Dataset records
>>>

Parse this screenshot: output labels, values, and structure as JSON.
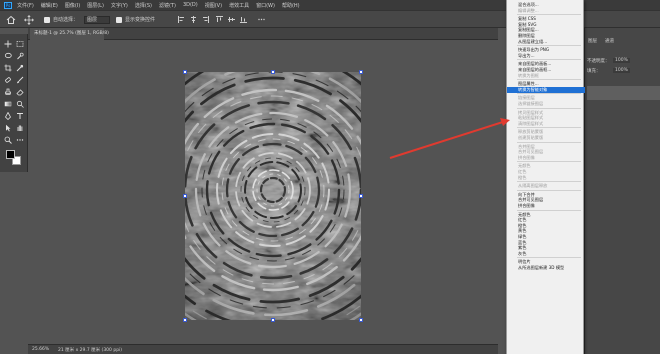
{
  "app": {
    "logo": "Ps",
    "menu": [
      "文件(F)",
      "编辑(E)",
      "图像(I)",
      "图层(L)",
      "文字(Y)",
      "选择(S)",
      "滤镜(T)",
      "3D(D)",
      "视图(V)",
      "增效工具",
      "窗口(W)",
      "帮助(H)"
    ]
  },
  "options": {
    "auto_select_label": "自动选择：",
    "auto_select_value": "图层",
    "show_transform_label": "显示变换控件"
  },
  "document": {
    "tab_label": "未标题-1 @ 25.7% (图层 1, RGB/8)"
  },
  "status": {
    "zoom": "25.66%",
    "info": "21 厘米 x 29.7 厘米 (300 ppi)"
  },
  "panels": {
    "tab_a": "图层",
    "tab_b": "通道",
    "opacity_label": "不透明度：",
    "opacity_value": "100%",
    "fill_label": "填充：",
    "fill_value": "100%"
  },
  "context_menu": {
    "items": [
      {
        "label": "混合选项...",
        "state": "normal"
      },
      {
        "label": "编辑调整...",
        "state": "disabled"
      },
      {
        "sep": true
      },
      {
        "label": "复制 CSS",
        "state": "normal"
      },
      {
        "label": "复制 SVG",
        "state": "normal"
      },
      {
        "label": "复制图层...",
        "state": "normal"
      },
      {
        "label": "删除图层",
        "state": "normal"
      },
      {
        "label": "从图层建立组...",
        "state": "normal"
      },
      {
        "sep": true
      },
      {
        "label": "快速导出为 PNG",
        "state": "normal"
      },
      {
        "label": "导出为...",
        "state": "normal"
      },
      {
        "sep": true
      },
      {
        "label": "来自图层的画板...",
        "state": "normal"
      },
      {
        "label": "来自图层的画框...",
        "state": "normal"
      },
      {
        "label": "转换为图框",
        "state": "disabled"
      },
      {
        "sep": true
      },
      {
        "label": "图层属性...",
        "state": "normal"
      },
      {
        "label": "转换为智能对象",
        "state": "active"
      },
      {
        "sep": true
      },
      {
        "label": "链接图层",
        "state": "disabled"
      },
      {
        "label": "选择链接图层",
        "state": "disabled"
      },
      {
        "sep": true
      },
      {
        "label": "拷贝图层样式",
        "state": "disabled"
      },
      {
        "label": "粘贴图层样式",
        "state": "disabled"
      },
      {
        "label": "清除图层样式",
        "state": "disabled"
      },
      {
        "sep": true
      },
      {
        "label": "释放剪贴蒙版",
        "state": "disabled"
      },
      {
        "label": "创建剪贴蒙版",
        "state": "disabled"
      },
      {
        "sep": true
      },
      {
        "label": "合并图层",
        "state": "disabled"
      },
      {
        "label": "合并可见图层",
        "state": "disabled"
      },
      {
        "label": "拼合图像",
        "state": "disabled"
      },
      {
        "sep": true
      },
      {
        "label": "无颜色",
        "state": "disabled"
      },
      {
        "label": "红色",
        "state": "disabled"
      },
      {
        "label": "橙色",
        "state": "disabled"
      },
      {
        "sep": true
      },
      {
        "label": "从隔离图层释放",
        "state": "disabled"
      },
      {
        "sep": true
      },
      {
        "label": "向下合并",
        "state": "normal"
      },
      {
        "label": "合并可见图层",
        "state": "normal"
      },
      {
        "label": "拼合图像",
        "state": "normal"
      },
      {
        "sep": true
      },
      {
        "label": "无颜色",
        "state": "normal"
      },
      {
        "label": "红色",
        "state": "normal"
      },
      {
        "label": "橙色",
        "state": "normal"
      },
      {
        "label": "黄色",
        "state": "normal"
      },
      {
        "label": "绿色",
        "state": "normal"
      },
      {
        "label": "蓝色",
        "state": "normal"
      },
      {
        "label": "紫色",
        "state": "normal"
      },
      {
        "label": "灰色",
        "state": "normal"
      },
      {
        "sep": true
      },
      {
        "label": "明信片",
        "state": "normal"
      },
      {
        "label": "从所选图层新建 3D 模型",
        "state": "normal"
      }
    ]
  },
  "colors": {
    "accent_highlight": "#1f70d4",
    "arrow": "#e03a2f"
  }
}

<<<

Make an exact copy of the records above, with the pictures left out.

Parse this screenshot: output labels, values, and structure as JSON.
{
  "app": {
    "logo": "Ps",
    "menu": [
      "文件(F)",
      "编辑(E)",
      "图像(I)",
      "图层(L)",
      "文字(Y)",
      "选择(S)",
      "滤镜(T)",
      "3D(D)",
      "视图(V)",
      "增效工具",
      "窗口(W)",
      "帮助(H)"
    ]
  },
  "options": {
    "auto_select_label": "自动选择：",
    "auto_select_value": "图层",
    "show_transform_label": "显示变换控件"
  },
  "document": {
    "tab_label": "未标题-1 @ 25.7% (图层 1, RGB/8)"
  },
  "status": {
    "zoom": "25.66%",
    "info": "21 厘米 x 29.7 厘米 (300 ppi)"
  },
  "panels": {
    "tab_a": "图层",
    "tab_b": "通道",
    "opacity_label": "不透明度：",
    "opacity_value": "100%",
    "fill_label": "填充：",
    "fill_value": "100%"
  },
  "context_menu": {
    "items": [
      {
        "label": "混合选项...",
        "state": "normal"
      },
      {
        "label": "编辑调整...",
        "state": "disabled"
      },
      {
        "sep": true
      },
      {
        "label": "复制 CSS",
        "state": "normal"
      },
      {
        "label": "复制 SVG",
        "state": "normal"
      },
      {
        "label": "复制图层...",
        "state": "normal"
      },
      {
        "label": "删除图层",
        "state": "normal"
      },
      {
        "label": "从图层建立组...",
        "state": "normal"
      },
      {
        "sep": true
      },
      {
        "label": "快速导出为 PNG",
        "state": "normal"
      },
      {
        "label": "导出为...",
        "state": "normal"
      },
      {
        "sep": true
      },
      {
        "label": "来自图层的画板...",
        "state": "normal"
      },
      {
        "label": "来自图层的画框...",
        "state": "normal"
      },
      {
        "label": "转换为图框",
        "state": "disabled"
      },
      {
        "sep": true
      },
      {
        "label": "图层属性...",
        "state": "normal"
      },
      {
        "label": "转换为智能对象",
        "state": "active"
      },
      {
        "sep": true
      },
      {
        "label": "链接图层",
        "state": "disabled"
      },
      {
        "label": "选择链接图层",
        "state": "disabled"
      },
      {
        "sep": true
      },
      {
        "label": "拷贝图层样式",
        "state": "disabled"
      },
      {
        "label": "粘贴图层样式",
        "state": "disabled"
      },
      {
        "label": "清除图层样式",
        "state": "disabled"
      },
      {
        "sep": true
      },
      {
        "label": "释放剪贴蒙版",
        "state": "disabled"
      },
      {
        "label": "创建剪贴蒙版",
        "state": "disabled"
      },
      {
        "sep": true
      },
      {
        "label": "合并图层",
        "state": "disabled"
      },
      {
        "label": "合并可见图层",
        "state": "disabled"
      },
      {
        "label": "拼合图像",
        "state": "disabled"
      },
      {
        "sep": true
      },
      {
        "label": "无颜色",
        "state": "disabled"
      },
      {
        "label": "红色",
        "state": "disabled"
      },
      {
        "label": "橙色",
        "state": "disabled"
      },
      {
        "sep": true
      },
      {
        "label": "从隔离图层释放",
        "state": "disabled"
      },
      {
        "sep": true
      },
      {
        "label": "向下合并",
        "state": "normal"
      },
      {
        "label": "合并可见图层",
        "state": "normal"
      },
      {
        "label": "拼合图像",
        "state": "normal"
      },
      {
        "sep": true
      },
      {
        "label": "无颜色",
        "state": "normal"
      },
      {
        "label": "红色",
        "state": "normal"
      },
      {
        "label": "橙色",
        "state": "normal"
      },
      {
        "label": "黄色",
        "state": "normal"
      },
      {
        "label": "绿色",
        "state": "normal"
      },
      {
        "label": "蓝色",
        "state": "normal"
      },
      {
        "label": "紫色",
        "state": "normal"
      },
      {
        "label": "灰色",
        "state": "normal"
      },
      {
        "sep": true
      },
      {
        "label": "明信片",
        "state": "normal"
      },
      {
        "label": "从所选图层新建 3D 模型",
        "state": "normal"
      }
    ]
  },
  "colors": {
    "accent_highlight": "#1f70d4",
    "arrow": "#e03a2f"
  }
}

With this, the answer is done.